-- Problem 1 --
Check each statement below against the Docker Compose install guide and answer yes or no for each, quoting the deciding words from the guide. (a) Grafana's first login uses admin as both the username and the password. (b) The guide calls for the legacy docker-compose command. (c) Running the services detached is recommended once things work.

-- Text excerpt --
** Start **

Skip to main content

Install in Docker Compose

This guide provides step-by-step instructions for deploying the vLLM Semantic Router with Envoy AI Gateway on Docker Compose.

Common Prerequisites​

  • Docker Engine: see more in Docker Engine Installation

  • Clone repo:

    git clone https://github.com/vllm-project/semantic-router.git
    cd semantic-router
  • Download classification models (β‰ˆ1.5GB, first run only):

    make download-models

    This downloads the classification models used by the router:

    • Category classifier (ModernBERT-base)
    • PII classifier (ModernBERT-base)
    • Jailbreak classifier (ModernBERT-base)

Requirements​

  • Docker Compose v2 (docker compose command, not the legacy docker-compose)

    Install Docker Compose Plugin (if missing), see more in Docker Compose Plugin Installation

    # For Debian / Ubuntu
    sudo apt-get update
    sudo apt-get install -y docker-compose-plugin

    # For RHEL / CentOS / Fedora
    sudo yum update -y
    sudo yum install -y docker-compose-plugin

    # Verify
    docker compose version
  • Ensure ports 8801, 50051, 19000, 3000 and 9090 are free

Start Services​

# Core (router + envoy)
docker compose up --build

# Detached (recommended once OK)
docker compose up -d --build

# Include mock vLLM + testing profile (points router to mock endpoint)
CONFIG_FILE=/app/config/config.testing.yaml \
docker compose --profile testing up --build

Verify​

  • gRPC: localhost:50051
  • Envoy HTTP: http://localhost:8801
  • Envoy Admin: http://localhost:19000
  • Prometheus: http://localhost:9090
  • Grafana: http://localhost:3000 (admin / admin for first login)

Common Operations​

# View service status
docker compose ps

# Follow logs for the router service
docker compose logs -f semantic-router

# Exec into the router container
docker compose exec semantic-router bash

# Recreate after config change
docker compose up -d --build

# Stop and clean up containers
docker compose down

** End **

-- Exercise material --
** Start **

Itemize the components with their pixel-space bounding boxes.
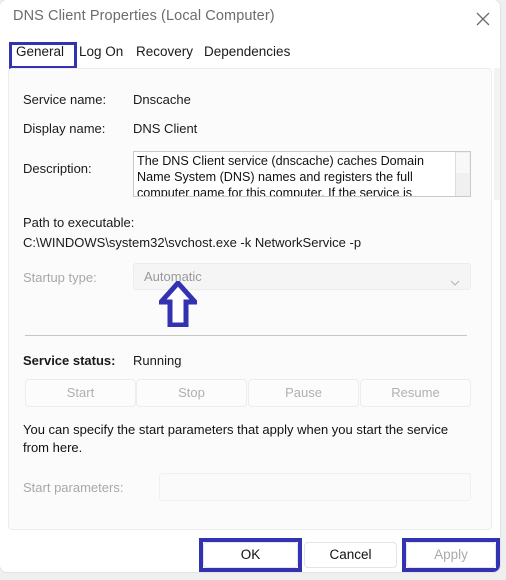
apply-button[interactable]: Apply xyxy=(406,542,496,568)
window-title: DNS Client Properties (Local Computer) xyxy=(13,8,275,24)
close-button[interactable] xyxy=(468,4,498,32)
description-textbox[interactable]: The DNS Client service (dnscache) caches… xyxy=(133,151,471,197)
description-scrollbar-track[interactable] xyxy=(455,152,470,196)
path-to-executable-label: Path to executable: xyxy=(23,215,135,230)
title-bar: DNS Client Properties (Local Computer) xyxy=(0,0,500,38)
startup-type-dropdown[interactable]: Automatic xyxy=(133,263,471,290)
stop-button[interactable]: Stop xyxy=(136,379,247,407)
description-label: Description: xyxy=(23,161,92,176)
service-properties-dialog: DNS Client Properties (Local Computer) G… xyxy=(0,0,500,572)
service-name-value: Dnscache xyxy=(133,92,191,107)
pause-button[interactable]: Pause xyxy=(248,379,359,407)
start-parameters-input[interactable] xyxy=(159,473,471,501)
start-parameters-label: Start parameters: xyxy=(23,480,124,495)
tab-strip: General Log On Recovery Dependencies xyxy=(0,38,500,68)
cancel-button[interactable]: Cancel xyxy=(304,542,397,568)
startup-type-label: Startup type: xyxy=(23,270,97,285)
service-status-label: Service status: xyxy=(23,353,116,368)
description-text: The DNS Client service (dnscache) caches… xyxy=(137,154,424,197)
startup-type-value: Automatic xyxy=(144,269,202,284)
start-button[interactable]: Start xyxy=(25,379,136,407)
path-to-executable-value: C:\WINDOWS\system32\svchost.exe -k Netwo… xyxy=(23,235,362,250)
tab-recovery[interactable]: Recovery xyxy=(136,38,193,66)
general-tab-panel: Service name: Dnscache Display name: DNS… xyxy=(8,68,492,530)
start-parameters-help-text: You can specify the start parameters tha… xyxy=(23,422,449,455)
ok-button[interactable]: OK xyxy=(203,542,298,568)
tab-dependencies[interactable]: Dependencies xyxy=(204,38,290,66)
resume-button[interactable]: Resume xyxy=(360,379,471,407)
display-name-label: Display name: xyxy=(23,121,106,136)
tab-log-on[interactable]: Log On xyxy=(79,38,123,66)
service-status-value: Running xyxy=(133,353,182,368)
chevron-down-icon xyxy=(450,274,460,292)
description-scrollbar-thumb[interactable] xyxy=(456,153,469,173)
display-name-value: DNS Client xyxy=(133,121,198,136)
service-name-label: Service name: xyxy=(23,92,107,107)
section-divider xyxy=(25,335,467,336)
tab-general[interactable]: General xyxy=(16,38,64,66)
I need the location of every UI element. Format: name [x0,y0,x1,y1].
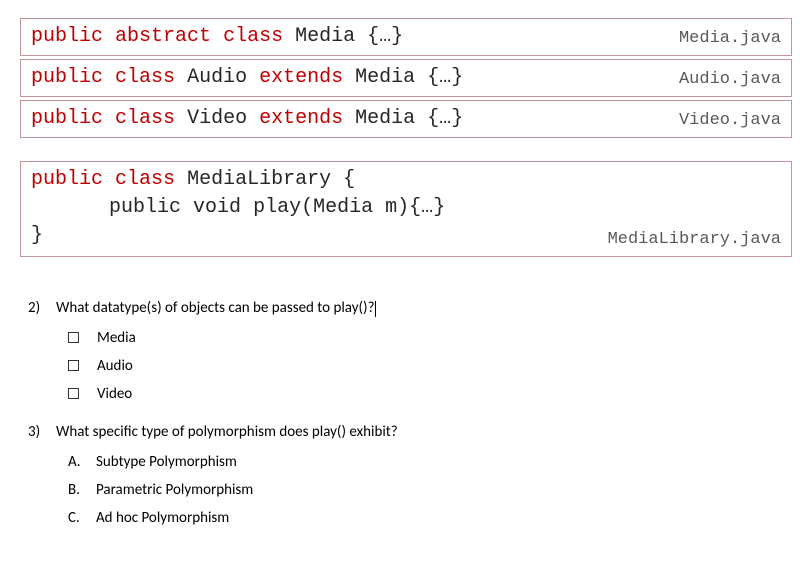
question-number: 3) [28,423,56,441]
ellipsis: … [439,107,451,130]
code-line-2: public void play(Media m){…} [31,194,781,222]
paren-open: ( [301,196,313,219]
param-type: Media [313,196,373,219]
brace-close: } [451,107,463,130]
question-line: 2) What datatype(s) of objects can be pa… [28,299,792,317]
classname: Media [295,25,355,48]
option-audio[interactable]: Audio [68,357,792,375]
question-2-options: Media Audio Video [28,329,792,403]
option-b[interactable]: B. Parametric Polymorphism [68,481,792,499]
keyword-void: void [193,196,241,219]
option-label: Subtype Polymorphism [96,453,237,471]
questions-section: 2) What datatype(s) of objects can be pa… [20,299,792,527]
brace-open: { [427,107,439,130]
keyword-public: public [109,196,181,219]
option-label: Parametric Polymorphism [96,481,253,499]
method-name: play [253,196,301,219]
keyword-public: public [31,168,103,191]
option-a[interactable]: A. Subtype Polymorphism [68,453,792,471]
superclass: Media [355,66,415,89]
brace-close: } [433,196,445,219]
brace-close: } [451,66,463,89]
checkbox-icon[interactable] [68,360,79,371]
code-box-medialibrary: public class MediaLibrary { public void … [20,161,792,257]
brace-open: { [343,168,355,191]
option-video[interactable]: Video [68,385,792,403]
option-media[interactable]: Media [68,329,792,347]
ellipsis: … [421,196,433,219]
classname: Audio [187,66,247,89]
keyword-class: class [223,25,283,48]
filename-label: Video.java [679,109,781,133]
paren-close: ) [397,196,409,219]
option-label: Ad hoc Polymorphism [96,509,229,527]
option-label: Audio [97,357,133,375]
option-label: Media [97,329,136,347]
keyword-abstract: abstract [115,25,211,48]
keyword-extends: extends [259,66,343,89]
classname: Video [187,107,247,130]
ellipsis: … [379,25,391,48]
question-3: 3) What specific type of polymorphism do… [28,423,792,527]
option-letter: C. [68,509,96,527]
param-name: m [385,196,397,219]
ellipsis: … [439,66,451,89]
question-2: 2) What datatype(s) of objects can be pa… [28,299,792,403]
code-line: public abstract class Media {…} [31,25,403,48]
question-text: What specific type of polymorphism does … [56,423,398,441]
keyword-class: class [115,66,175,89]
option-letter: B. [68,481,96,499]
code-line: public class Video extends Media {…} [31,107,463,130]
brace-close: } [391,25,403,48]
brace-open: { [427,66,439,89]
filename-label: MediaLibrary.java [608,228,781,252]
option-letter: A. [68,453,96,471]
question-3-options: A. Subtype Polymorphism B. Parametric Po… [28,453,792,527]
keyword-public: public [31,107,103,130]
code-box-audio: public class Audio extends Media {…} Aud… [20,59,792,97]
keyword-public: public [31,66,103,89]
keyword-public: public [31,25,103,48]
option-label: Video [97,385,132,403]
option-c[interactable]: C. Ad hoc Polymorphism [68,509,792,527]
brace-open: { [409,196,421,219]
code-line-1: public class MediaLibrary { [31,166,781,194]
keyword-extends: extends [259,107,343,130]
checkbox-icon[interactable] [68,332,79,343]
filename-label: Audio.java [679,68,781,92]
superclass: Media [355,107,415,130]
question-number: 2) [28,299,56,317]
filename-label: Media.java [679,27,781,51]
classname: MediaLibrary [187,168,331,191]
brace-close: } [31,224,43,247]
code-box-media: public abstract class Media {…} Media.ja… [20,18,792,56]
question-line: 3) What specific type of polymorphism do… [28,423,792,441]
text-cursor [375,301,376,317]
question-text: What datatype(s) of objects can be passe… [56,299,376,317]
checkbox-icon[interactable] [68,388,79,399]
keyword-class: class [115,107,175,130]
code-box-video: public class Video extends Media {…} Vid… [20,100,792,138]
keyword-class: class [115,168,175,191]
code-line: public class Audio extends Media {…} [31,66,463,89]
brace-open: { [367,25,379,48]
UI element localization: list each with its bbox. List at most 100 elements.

** End **

-- Problem 2 --
Copy down, unchanged, the lines of the records starting with the line containing "apply-button[interactable]: Apply xyxy=(406,542,496,568)" and going on through the line containing "ok-button[interactable]: OK xyxy=(203,542,298,568)", with both of those lines included.

-- Reply 1 --
(a) Yes: "Grafana: http://localhost:3000 (admin / admin for first login)"
(b) No: "Docker Compose v2 (docker compose command, not the legacy docker-compose)"
(c) Yes: "# Detached (recommended once OK)"

-- Reply 2 --
apply-button[interactable]: Apply xyxy=(406,542,496,568)
window-title: DNS Client Properties (Local Computer) xyxy=(13,8,275,24)
close-button[interactable] xyxy=(468,4,498,32)
description-textbox[interactable]: The DNS Client service (dnscache) caches… xyxy=(133,151,471,197)
description-scrollbar-track[interactable] xyxy=(455,152,470,196)
path-to-executable-label: Path to executable: xyxy=(23,215,135,230)
title-bar: DNS Client Properties (Local Computer) xyxy=(0,0,500,38)
startup-type-dropdown[interactable]: Automatic xyxy=(133,263,471,290)
stop-button[interactable]: Stop xyxy=(136,379,247,407)
description-label: Description: xyxy=(23,161,92,176)
service-properties-dialog: DNS Client Properties (Local Computer) G… xyxy=(0,0,500,572)
service-name-value: Dnscache xyxy=(133,92,191,107)
pause-button[interactable]: Pause xyxy=(248,379,359,407)
start-parameters-input[interactable] xyxy=(159,473,471,501)
start-parameters-label: Start parameters: xyxy=(23,480,124,495)
tab-strip: General Log On Recovery Dependencies xyxy=(0,38,500,68)
cancel-button[interactable]: Cancel xyxy=(304,542,397,568)
startup-type-label: Startup type: xyxy=(23,270,97,285)
service-status-label: Service status: xyxy=(23,353,116,368)
description-text: The DNS Client service (dnscache) caches… xyxy=(137,154,424,197)
startup-type-value: Automatic xyxy=(144,269,202,284)
start-button[interactable]: Start xyxy=(25,379,136,407)
path-to-executable-value: C:\WINDOWS\system32\svchost.exe -k Netwo… xyxy=(23,235,362,250)
tab-recovery[interactable]: Recovery xyxy=(136,38,193,66)
general-tab-panel: Service name: Dnscache Display name: DNS… xyxy=(8,68,492,530)
start-parameters-help-text: You can specify the start parameters tha… xyxy=(23,422,449,455)
ok-button[interactable]: OK xyxy=(203,542,298,568)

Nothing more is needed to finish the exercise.